**Raw data**
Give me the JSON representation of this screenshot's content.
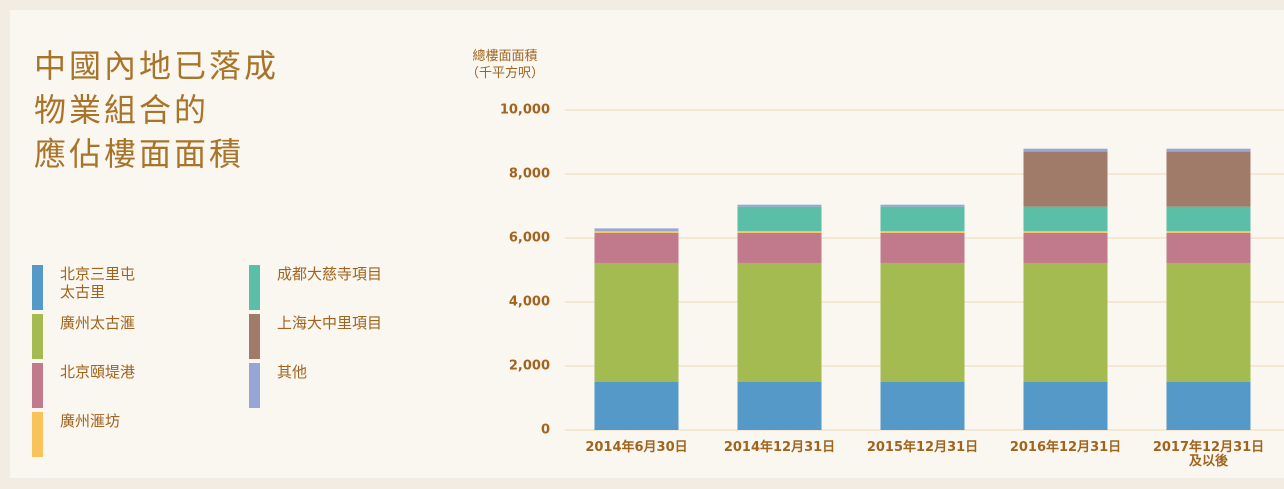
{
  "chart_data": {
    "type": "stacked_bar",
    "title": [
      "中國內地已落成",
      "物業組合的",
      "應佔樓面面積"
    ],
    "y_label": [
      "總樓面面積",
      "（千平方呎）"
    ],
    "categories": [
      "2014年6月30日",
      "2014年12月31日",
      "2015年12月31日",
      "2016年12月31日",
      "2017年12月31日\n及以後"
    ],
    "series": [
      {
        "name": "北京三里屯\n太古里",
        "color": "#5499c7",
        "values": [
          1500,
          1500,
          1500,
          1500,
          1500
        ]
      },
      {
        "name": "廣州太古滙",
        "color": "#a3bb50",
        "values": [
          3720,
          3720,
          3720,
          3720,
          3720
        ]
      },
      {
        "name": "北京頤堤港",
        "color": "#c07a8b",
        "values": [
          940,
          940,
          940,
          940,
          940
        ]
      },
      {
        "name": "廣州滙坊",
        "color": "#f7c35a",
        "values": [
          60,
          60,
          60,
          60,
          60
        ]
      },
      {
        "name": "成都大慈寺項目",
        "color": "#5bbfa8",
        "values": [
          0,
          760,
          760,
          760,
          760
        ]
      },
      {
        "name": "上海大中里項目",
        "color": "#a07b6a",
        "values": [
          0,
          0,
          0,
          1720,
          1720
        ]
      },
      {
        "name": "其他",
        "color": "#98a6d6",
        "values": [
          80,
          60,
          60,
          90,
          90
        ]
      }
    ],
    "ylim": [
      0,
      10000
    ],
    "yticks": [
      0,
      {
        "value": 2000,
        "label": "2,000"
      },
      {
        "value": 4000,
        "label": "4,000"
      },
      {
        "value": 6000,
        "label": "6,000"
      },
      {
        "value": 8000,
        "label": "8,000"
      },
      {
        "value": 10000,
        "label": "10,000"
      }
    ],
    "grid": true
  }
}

**Exercise instructions**
Retype each record exactly as it stands, but do not include the pictures.

**Exercise answer**
Give me the JSON representation of this screenshot's content.
{
  "chart_data": {
    "type": "stacked_bar",
    "title": [
      "中國內地已落成",
      "物業組合的",
      "應佔樓面面積"
    ],
    "y_label": [
      "總樓面面積",
      "（千平方呎）"
    ],
    "categories": [
      "2014年6月30日",
      "2014年12月31日",
      "2015年12月31日",
      "2016年12月31日",
      "2017年12月31日\n及以後"
    ],
    "series": [
      {
        "name": "北京三里屯\n太古里",
        "color": "#5499c7",
        "values": [
          1500,
          1500,
          1500,
          1500,
          1500
        ]
      },
      {
        "name": "廣州太古滙",
        "color": "#a3bb50",
        "values": [
          3720,
          3720,
          3720,
          3720,
          3720
        ]
      },
      {
        "name": "北京頤堤港",
        "color": "#c07a8b",
        "values": [
          940,
          940,
          940,
          940,
          940
        ]
      },
      {
        "name": "廣州滙坊",
        "color": "#f7c35a",
        "values": [
          60,
          60,
          60,
          60,
          60
        ]
      },
      {
        "name": "成都大慈寺項目",
        "color": "#5bbfa8",
        "values": [
          0,
          760,
          760,
          760,
          760
        ]
      },
      {
        "name": "上海大中里項目",
        "color": "#a07b6a",
        "values": [
          0,
          0,
          0,
          1720,
          1720
        ]
      },
      {
        "name": "其他",
        "color": "#98a6d6",
        "values": [
          80,
          60,
          60,
          90,
          90
        ]
      }
    ],
    "ylim": [
      0,
      10000
    ],
    "yticks": [
      0,
      {
        "value": 2000,
        "label": "2,000"
      },
      {
        "value": 4000,
        "label": "4,000"
      },
      {
        "value": 6000,
        "label": "6,000"
      },
      {
        "value": 8000,
        "label": "8,000"
      },
      {
        "value": 10000,
        "label": "10,000"
      }
    ],
    "grid": true
  }
}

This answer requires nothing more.